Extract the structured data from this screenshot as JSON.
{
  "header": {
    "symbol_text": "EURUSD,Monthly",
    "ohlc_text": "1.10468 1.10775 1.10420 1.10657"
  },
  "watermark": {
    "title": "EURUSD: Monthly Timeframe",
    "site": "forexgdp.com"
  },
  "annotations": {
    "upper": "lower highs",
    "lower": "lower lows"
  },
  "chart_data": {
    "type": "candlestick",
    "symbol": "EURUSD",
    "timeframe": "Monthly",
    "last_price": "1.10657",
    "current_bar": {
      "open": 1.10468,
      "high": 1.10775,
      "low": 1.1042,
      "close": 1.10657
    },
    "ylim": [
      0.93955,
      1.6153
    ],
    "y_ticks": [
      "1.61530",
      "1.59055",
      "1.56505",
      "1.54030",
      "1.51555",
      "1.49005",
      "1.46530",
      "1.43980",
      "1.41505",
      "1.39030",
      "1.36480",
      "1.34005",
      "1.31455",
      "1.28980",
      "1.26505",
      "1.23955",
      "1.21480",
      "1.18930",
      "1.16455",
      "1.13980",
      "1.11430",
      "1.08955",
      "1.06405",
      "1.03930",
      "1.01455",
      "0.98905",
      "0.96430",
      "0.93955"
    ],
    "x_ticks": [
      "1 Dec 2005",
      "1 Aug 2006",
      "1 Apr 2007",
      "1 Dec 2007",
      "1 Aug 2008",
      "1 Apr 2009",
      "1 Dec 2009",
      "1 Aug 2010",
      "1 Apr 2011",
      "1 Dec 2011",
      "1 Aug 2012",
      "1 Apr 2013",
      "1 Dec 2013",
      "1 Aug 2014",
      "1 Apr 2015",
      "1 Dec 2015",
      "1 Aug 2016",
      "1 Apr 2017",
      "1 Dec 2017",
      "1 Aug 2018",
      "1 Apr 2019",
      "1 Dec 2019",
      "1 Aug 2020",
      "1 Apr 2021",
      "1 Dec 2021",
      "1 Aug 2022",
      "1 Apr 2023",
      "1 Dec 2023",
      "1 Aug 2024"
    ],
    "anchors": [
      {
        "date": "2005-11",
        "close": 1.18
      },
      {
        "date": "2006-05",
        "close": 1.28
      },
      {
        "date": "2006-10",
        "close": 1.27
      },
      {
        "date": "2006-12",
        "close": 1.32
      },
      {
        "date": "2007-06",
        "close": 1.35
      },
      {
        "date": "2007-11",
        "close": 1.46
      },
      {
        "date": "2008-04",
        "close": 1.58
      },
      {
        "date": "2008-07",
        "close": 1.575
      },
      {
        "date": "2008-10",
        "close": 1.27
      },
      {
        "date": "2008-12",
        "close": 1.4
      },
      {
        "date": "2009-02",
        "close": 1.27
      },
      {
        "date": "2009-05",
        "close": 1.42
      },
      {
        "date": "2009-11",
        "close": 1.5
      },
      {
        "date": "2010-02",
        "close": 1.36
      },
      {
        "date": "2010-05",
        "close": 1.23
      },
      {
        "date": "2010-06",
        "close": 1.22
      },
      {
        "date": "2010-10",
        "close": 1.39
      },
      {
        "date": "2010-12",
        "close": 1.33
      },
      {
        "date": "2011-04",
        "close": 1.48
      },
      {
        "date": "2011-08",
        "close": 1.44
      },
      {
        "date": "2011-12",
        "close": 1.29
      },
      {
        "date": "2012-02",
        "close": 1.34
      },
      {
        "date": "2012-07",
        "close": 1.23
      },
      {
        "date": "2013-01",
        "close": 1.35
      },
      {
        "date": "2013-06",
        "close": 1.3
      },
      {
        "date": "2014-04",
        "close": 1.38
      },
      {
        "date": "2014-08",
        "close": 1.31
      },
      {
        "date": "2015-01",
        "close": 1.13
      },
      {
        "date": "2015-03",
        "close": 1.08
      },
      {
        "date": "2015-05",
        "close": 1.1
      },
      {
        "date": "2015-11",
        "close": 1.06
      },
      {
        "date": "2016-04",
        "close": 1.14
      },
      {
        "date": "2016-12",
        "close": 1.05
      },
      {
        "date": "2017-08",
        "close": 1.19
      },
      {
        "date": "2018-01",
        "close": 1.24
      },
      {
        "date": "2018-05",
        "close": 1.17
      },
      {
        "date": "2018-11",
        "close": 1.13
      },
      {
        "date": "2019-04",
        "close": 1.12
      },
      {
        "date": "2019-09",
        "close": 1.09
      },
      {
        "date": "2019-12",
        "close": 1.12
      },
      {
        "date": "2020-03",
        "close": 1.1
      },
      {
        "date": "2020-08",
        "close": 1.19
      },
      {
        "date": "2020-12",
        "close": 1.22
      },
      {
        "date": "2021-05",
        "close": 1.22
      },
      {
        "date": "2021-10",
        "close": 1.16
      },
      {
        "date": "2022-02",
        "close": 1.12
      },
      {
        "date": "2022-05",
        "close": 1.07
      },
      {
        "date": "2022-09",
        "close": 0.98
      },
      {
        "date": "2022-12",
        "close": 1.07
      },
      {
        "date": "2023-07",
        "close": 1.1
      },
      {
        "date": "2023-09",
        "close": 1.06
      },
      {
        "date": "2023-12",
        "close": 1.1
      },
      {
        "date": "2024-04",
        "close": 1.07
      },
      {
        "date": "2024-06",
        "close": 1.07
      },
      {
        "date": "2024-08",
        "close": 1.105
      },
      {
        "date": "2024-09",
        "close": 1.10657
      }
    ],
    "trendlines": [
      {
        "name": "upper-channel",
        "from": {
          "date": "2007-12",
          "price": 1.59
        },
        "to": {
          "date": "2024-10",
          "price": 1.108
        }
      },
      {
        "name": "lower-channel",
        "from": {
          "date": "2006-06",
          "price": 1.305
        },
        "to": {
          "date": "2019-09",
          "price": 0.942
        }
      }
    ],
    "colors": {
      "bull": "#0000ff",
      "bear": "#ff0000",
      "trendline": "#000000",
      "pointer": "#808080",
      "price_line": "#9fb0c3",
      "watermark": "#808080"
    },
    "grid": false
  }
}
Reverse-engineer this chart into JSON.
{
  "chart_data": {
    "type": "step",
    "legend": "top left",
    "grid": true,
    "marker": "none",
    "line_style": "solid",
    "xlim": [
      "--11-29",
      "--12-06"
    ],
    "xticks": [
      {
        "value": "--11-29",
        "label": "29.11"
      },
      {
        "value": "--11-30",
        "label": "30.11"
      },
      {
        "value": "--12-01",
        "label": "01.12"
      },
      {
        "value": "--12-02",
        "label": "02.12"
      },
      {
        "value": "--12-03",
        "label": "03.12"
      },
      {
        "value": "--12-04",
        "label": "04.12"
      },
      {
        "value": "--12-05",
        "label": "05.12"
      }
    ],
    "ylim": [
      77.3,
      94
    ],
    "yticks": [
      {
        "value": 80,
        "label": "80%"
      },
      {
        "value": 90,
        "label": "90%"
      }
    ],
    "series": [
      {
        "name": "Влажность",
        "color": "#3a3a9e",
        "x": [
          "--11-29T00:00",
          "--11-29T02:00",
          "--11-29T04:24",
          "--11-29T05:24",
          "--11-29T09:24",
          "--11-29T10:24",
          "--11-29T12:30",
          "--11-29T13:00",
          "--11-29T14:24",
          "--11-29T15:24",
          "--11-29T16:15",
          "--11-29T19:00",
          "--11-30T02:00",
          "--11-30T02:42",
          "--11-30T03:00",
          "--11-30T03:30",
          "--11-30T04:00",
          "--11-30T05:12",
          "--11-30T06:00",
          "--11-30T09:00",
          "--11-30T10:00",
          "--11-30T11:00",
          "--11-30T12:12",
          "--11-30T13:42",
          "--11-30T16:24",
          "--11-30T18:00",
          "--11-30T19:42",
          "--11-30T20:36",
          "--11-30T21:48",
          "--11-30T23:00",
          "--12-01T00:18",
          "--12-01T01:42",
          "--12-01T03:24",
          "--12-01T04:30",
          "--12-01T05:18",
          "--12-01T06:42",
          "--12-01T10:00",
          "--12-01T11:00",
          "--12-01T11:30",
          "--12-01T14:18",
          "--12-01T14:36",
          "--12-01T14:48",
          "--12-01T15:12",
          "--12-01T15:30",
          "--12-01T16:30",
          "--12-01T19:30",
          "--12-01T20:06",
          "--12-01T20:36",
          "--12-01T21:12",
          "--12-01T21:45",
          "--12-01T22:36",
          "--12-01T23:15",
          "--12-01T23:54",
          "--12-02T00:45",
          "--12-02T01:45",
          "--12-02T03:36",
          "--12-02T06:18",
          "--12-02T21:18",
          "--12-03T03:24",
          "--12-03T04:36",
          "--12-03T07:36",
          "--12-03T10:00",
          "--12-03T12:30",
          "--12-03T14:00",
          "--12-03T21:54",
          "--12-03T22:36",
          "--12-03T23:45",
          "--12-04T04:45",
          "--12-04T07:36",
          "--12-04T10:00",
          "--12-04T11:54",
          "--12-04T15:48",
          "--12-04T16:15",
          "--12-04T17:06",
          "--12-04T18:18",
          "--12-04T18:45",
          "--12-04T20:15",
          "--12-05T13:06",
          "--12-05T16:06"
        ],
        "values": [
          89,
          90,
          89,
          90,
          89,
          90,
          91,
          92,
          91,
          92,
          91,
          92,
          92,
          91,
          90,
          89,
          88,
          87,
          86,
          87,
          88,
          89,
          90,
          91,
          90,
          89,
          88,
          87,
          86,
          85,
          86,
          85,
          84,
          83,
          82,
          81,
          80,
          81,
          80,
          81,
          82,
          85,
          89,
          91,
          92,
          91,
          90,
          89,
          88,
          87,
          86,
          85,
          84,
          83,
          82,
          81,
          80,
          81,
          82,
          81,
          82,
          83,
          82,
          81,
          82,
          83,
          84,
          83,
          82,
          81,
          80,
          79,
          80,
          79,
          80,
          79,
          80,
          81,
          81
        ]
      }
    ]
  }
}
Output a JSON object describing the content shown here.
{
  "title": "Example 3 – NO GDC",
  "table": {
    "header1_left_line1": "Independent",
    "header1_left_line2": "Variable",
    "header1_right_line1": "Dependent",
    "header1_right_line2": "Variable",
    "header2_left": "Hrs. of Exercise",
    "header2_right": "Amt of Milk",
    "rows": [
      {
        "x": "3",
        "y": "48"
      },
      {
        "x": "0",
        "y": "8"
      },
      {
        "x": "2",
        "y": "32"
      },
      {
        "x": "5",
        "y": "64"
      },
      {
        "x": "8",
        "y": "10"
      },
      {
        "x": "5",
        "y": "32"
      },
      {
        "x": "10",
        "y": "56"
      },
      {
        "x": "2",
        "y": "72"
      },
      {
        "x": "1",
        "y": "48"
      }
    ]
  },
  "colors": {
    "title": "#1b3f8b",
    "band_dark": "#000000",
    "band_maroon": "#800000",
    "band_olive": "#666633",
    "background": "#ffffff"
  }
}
•••
Work to be completed:
Go through the listing above and pull out each line containing the word "name".

The reply:
        "name": "upper-channel",
        "name": "lower-channel",
        "name": "Влажность",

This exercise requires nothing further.